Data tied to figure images
* * *

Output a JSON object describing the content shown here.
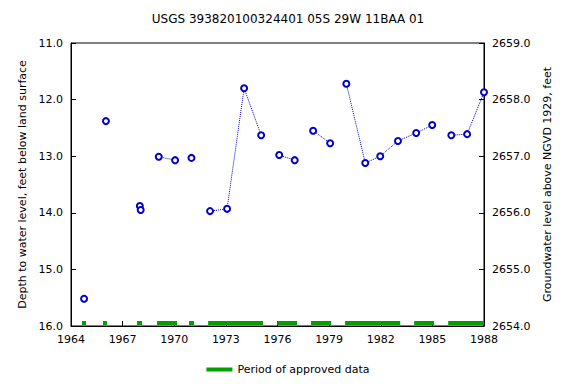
{
  "chart_data": {
    "type": "line",
    "title": "USGS 393820100324401 05S 29W 11BAA 01",
    "y_label": "Depth to water level, feet below land surface",
    "y2_label": "Groundwater level above NGVD 1929, feet",
    "color": "#0000cc",
    "marker": "circle",
    "line_style": "dotted",
    "grid": false,
    "xlim": [
      1964,
      1988
    ],
    "xticks": [
      1964,
      1967,
      1970,
      1973,
      1976,
      1979,
      1982,
      1985,
      1988
    ],
    "ylim": [
      16,
      11
    ],
    "yticks": [
      {
        "value": 11,
        "label": "11.0"
      },
      {
        "value": 12,
        "label": "12.0"
      },
      {
        "value": 13,
        "label": "13.0"
      },
      {
        "value": 14,
        "label": "14.0"
      },
      {
        "value": 15,
        "label": "15.0"
      },
      {
        "value": 16,
        "label": "16.0"
      }
    ],
    "y2lim": [
      2654,
      2659
    ],
    "y2ticks": [
      {
        "value": 2654,
        "label": "2654.0"
      },
      {
        "value": 2655,
        "label": "2655.0"
      },
      {
        "value": 2656,
        "label": "2656.0"
      },
      {
        "value": 2657,
        "label": "2657.0"
      },
      {
        "value": 2658,
        "label": "2658.0"
      },
      {
        "value": 2659,
        "label": "2659.0"
      }
    ],
    "series": [
      {
        "x": [
          1964.76
        ],
        "values": [
          15.52
        ]
      },
      {
        "x": [
          1966.03
        ],
        "values": [
          12.38
        ]
      },
      {
        "x": [
          1968.0,
          1968.05
        ],
        "values": [
          13.88,
          13.95
        ]
      },
      {
        "x": [
          1969.1,
          1970.05
        ],
        "values": [
          13.01,
          13.07
        ]
      },
      {
        "x": [
          1971.0
        ],
        "values": [
          13.03
        ]
      },
      {
        "x": [
          1972.08,
          1973.07,
          1974.06,
          1975.05
        ],
        "values": [
          13.97,
          13.93,
          11.8,
          12.63
        ]
      },
      {
        "x": [
          1976.1,
          1977.0
        ],
        "values": [
          12.98,
          13.07
        ]
      },
      {
        "x": [
          1978.07,
          1979.06
        ],
        "values": [
          12.55,
          12.77
        ]
      },
      {
        "x": [
          1980.0,
          1981.1,
          1981.97,
          1983.0,
          1984.06,
          1984.99
        ],
        "values": [
          11.72,
          13.12,
          13.0,
          12.73,
          12.59,
          12.45
        ]
      },
      {
        "x": [
          1986.1,
          1987.02,
          1988.0
        ],
        "values": [
          12.63,
          12.61,
          11.87
        ]
      }
    ],
    "approved_periods": {
      "name": "Period of approved data",
      "color": "#00a000",
      "ranges": [
        [
          1964.64,
          1964.87
        ],
        [
          1965.86,
          1966.09
        ],
        [
          1967.84,
          1968.13
        ],
        [
          1969.0,
          1970.16
        ],
        [
          1970.86,
          1971.15
        ],
        [
          1971.97,
          1975.16
        ],
        [
          1975.98,
          1977.14
        ],
        [
          1977.95,
          1979.12
        ],
        [
          1979.93,
          1983.13
        ],
        [
          1983.94,
          1985.1
        ],
        [
          1985.92,
          1988.0
        ]
      ]
    }
  }
}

* * *

What is needed
Set down every record once more, word for word, without pictures.

Result
Output a JSON object describing the content shown here.
{
  "chart_data": {
    "type": "line",
    "title": "USGS 393820100324401 05S 29W 11BAA 01",
    "y_label": "Depth to water level, feet below land surface",
    "y2_label": "Groundwater level above NGVD 1929, feet",
    "color": "#0000cc",
    "marker": "circle",
    "line_style": "dotted",
    "grid": false,
    "xlim": [
      1964,
      1988
    ],
    "xticks": [
      1964,
      1967,
      1970,
      1973,
      1976,
      1979,
      1982,
      1985,
      1988
    ],
    "ylim": [
      16,
      11
    ],
    "yticks": [
      {
        "value": 11,
        "label": "11.0"
      },
      {
        "value": 12,
        "label": "12.0"
      },
      {
        "value": 13,
        "label": "13.0"
      },
      {
        "value": 14,
        "label": "14.0"
      },
      {
        "value": 15,
        "label": "15.0"
      },
      {
        "value": 16,
        "label": "16.0"
      }
    ],
    "y2lim": [
      2654,
      2659
    ],
    "y2ticks": [
      {
        "value": 2654,
        "label": "2654.0"
      },
      {
        "value": 2655,
        "label": "2655.0"
      },
      {
        "value": 2656,
        "label": "2656.0"
      },
      {
        "value": 2657,
        "label": "2657.0"
      },
      {
        "value": 2658,
        "label": "2658.0"
      },
      {
        "value": 2659,
        "label": "2659.0"
      }
    ],
    "series": [
      {
        "x": [
          1964.76
        ],
        "values": [
          15.52
        ]
      },
      {
        "x": [
          1966.03
        ],
        "values": [
          12.38
        ]
      },
      {
        "x": [
          1968.0,
          1968.05
        ],
        "values": [
          13.88,
          13.95
        ]
      },
      {
        "x": [
          1969.1,
          1970.05
        ],
        "values": [
          13.01,
          13.07
        ]
      },
      {
        "x": [
          1971.0
        ],
        "values": [
          13.03
        ]
      },
      {
        "x": [
          1972.08,
          1973.07,
          1974.06,
          1975.05
        ],
        "values": [
          13.97,
          13.93,
          11.8,
          12.63
        ]
      },
      {
        "x": [
          1976.1,
          1977.0
        ],
        "values": [
          12.98,
          13.07
        ]
      },
      {
        "x": [
          1978.07,
          1979.06
        ],
        "values": [
          12.55,
          12.77
        ]
      },
      {
        "x": [
          1980.0,
          1981.1,
          1981.97,
          1983.0,
          1984.06,
          1984.99
        ],
        "values": [
          11.72,
          13.12,
          13.0,
          12.73,
          12.59,
          12.45
        ]
      },
      {
        "x": [
          1986.1,
          1987.02,
          1988.0
        ],
        "values": [
          12.63,
          12.61,
          11.87
        ]
      }
    ],
    "approved_periods": {
      "name": "Period of approved data",
      "color": "#00a000",
      "ranges": [
        [
          1964.64,
          1964.87
        ],
        [
          1965.86,
          1966.09
        ],
        [
          1967.84,
          1968.13
        ],
        [
          1969.0,
          1970.16
        ],
        [
          1970.86,
          1971.15
        ],
        [
          1971.97,
          1975.16
        ],
        [
          1975.98,
          1977.14
        ],
        [
          1977.95,
          1979.12
        ],
        [
          1979.93,
          1983.13
        ],
        [
          1983.94,
          1985.1
        ],
        [
          1985.92,
          1988.0
        ]
      ]
    }
  }
}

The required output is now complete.